§ **INSTRUCTIONS FOR THE TASK**:
Quote the full listing word for word.

* Start SUPPLIED RECORDS *

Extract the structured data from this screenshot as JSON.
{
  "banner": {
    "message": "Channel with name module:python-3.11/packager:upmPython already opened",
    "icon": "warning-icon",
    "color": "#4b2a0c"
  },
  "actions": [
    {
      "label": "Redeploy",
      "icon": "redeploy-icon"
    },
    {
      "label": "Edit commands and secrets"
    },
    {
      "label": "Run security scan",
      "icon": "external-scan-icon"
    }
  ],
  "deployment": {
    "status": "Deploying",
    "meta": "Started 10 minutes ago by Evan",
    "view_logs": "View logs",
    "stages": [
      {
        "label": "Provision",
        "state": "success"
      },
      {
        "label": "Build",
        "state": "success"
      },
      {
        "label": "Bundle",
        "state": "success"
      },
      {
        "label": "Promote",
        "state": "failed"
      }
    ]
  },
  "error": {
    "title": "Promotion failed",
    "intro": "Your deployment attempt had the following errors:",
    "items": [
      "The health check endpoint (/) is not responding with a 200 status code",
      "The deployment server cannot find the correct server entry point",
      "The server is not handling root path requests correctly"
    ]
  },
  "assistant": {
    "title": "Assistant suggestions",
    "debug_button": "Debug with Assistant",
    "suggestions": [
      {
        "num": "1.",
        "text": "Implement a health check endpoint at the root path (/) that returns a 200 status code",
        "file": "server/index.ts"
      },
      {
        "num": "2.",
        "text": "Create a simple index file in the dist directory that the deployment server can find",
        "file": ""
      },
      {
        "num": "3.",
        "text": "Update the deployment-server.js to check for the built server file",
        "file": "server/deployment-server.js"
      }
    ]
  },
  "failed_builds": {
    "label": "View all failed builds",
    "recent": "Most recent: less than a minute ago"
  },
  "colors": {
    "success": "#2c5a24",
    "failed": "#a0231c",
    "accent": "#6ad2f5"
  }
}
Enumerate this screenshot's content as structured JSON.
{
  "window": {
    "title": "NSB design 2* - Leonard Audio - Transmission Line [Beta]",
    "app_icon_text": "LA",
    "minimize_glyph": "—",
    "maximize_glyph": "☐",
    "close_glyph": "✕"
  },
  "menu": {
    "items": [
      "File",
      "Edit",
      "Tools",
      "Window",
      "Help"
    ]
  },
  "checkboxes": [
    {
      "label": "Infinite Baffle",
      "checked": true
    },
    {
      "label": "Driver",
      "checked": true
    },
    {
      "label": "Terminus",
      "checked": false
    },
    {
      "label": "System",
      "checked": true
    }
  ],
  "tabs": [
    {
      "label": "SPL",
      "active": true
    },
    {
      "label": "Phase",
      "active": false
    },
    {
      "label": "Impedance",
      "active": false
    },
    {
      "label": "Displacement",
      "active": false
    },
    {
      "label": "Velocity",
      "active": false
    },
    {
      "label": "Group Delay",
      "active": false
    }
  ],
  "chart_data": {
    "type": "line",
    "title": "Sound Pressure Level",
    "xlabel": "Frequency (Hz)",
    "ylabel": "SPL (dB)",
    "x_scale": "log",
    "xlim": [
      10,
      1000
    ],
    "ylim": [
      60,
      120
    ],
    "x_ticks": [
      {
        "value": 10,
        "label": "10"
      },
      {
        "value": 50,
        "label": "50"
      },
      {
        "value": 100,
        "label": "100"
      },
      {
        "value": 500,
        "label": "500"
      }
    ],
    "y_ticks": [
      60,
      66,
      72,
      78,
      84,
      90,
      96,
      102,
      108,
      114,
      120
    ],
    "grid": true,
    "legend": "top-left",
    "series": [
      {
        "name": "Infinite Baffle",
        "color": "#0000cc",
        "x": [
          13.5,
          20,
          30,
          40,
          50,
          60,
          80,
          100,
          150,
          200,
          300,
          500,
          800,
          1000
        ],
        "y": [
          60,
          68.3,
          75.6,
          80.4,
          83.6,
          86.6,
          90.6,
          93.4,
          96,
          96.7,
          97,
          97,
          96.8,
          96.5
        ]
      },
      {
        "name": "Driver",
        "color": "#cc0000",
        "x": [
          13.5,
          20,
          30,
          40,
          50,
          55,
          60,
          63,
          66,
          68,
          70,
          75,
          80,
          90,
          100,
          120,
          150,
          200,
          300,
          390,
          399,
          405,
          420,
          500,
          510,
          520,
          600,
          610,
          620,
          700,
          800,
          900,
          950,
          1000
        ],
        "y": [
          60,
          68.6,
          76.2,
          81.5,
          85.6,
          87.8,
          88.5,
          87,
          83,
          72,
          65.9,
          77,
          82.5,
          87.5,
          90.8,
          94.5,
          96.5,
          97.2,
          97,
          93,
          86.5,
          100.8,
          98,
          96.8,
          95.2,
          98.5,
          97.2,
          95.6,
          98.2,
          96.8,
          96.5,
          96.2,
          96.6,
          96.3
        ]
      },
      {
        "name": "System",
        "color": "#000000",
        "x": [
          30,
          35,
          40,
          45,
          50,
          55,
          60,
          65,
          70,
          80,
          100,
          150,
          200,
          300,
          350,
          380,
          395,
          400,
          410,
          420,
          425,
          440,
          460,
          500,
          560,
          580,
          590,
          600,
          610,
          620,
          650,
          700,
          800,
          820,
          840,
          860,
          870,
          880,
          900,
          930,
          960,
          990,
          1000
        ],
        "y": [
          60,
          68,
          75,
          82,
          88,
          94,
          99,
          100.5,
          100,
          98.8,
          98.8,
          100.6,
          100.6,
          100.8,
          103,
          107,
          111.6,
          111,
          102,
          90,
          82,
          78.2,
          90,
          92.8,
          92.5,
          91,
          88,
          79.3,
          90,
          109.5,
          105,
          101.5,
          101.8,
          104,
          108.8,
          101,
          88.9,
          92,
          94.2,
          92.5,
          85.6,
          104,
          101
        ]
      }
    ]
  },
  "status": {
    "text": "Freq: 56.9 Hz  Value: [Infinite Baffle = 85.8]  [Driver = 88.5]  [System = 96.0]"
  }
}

* End SUPPLIED RECORDS *

§ **TASK RESPONSE**:
Extract the structured data from this screenshot as JSON.
{
  "banner": {
    "message": "Channel with name module:python-3.11/packager:upmPython already opened",
    "icon": "warning-icon",
    "color": "#4b2a0c"
  },
  "actions": [
    {
      "label": "Redeploy",
      "icon": "redeploy-icon"
    },
    {
      "label": "Edit commands and secrets"
    },
    {
      "label": "Run security scan",
      "icon": "external-scan-icon"
    }
  ],
  "deployment": {
    "status": "Deploying",
    "meta": "Started 10 minutes ago by Evan",
    "view_logs": "View logs",
    "stages": [
      {
        "label": "Provision",
        "state": "success"
      },
      {
        "label": "Build",
        "state": "success"
      },
      {
        "label": "Bundle",
        "state": "success"
      },
      {
        "label": "Promote",
        "state": "failed"
      }
    ]
  },
  "error": {
    "title": "Promotion failed",
    "intro": "Your deployment attempt had the following errors:",
    "items": [
      "The health check endpoint (/) is not responding with a 200 status code",
      "The deployment server cannot find the correct server entry point",
      "The server is not handling root path requests correctly"
    ]
  },
  "assistant": {
    "title": "Assistant suggestions",
    "debug_button": "Debug with Assistant",
    "suggestions": [
      {
        "num": "1.",
        "text": "Implement a health check endpoint at the root path (/) that returns a 200 status code",
        "file": "server/index.ts"
      },
      {
        "num": "2.",
        "text": "Create a simple index file in the dist directory that the deployment server can find",
        "file": ""
      },
      {
        "num": "3.",
        "text": "Update the deployment-server.js to check for the built server file",
        "file": "server/deployment-server.js"
      }
    ]
  },
  "failed_builds": {
    "label": "View all failed builds",
    "recent": "Most recent: less than a minute ago"
  },
  "colors": {
    "success": "#2c5a24",
    "failed": "#a0231c",
    "accent": "#6ad2f5"
  }
}
Enumerate this screenshot's content as structured JSON.
{
  "window": {
    "title": "NSB design 2* - Leonard Audio - Transmission Line [Beta]",
    "app_icon_text": "LA",
    "minimize_glyph": "—",
    "maximize_glyph": "☐",
    "close_glyph": "✕"
  },
  "menu": {
    "items": [
      "File",
      "Edit",
      "Tools",
      "Window",
      "Help"
    ]
  },
  "checkboxes": [
    {
      "label": "Infinite Baffle",
      "checked": true
    },
    {
      "label": "Driver",
      "checked": true
    },
    {
      "label": "Terminus",
      "checked": false
    },
    {
      "label": "System",
      "checked": true
    }
  ],
  "tabs": [
    {
      "label": "SPL",
      "active": true
    },
    {
      "label": "Phase",
      "active": false
    },
    {
      "label": "Impedance",
      "active": false
    },
    {
      "label": "Displacement",
      "active": false
    },
    {
      "label": "Velocity",
      "active": false
    },
    {
      "label": "Group Delay",
      "active": false
    }
  ],
  "chart_data": {
    "type": "line",
    "title": "Sound Pressure Level",
    "xlabel": "Frequency (Hz)",
    "ylabel": "SPL (dB)",
    "x_scale": "log",
    "xlim": [
      10,
      1000
    ],
    "ylim": [
      60,
      120
    ],
    "x_ticks": [
      {
        "value": 10,
        "label": "10"
      },
      {
        "value": 50,
        "label": "50"
      },
      {
        "value": 100,
        "label": "100"
      },
      {
        "value": 500,
        "label": "500"
      }
    ],
    "y_ticks": [
      60,
      66,
      72,
      78,
      84,
      90,
      96,
      102,
      108,
      114,
      120
    ],
    "grid": true,
    "legend": "top-left",
    "series": [
      {
        "name": "Infinite Baffle",
        "color": "#0000cc",
        "x": [
          13.5,
          20,
          30,
          40,
          50,
          60,
          80,
          100,
          150,
          200,
          300,
          500,
          800,
          1000
        ],
        "y": [
          60,
          68.3,
          75.6,
          80.4,
          83.6,
          86.6,
          90.6,
          93.4,
          96,
          96.7,
          97,
          97,
          96.8,
          96.5
        ]
      },
      {
        "name": "Driver",
        "color": "#cc0000",
        "x": [
          13.5,
          20,
          30,
          40,
          50,
          55,
          60,
          63,
          66,
          68,
          70,
          75,
          80,
          90,
          100,
          120,
          150,
          200,
          300,
          390,
          399,
          405,
          420,
          500,
          510,
          520,
          600,
          610,
          620,
          700,
          800,
          900,
          950,
          1000
        ],
        "y": [
          60,
          68.6,
          76.2,
          81.5,
          85.6,
          87.8,
          88.5,
          87,
          83,
          72,
          65.9,
          77,
          82.5,
          87.5,
          90.8,
          94.5,
          96.5,
          97.2,
          97,
          93,
          86.5,
          100.8,
          98,
          96.8,
          95.2,
          98.5,
          97.2,
          95.6,
          98.2,
          96.8,
          96.5,
          96.2,
          96.6,
          96.3
        ]
      },
      {
        "name": "System",
        "color": "#000000",
        "x": [
          30,
          35,
          40,
          45,
          50,
          55,
          60,
          65,
          70,
          80,
          100,
          150,
          200,
          300,
          350,
          380,
          395,
          400,
          410,
          420,
          425,
          440,
          460,
          500,
          560,
          580,
          590,
          600,
          610,
          620,
          650,
          700,
          800,
          820,
          840,
          860,
          870,
          880,
          900,
          930,
          960,
          990,
          1000
        ],
        "y": [
          60,
          68,
          75,
          82,
          88,
          94,
          99,
          100.5,
          100,
          98.8,
          98.8,
          100.6,
          100.6,
          100.8,
          103,
          107,
          111.6,
          111,
          102,
          90,
          82,
          78.2,
          90,
          92.8,
          92.5,
          91,
          88,
          79.3,
          90,
          109.5,
          105,
          101.5,
          101.8,
          104,
          108.8,
          101,
          88.9,
          92,
          94.2,
          92.5,
          85.6,
          104,
          101
        ]
      }
    ]
  },
  "status": {
    "text": "Freq: 56.9 Hz  Value: [Infinite Baffle = 85.8]  [Driver = 88.5]  [System = 96.0]"
  }
}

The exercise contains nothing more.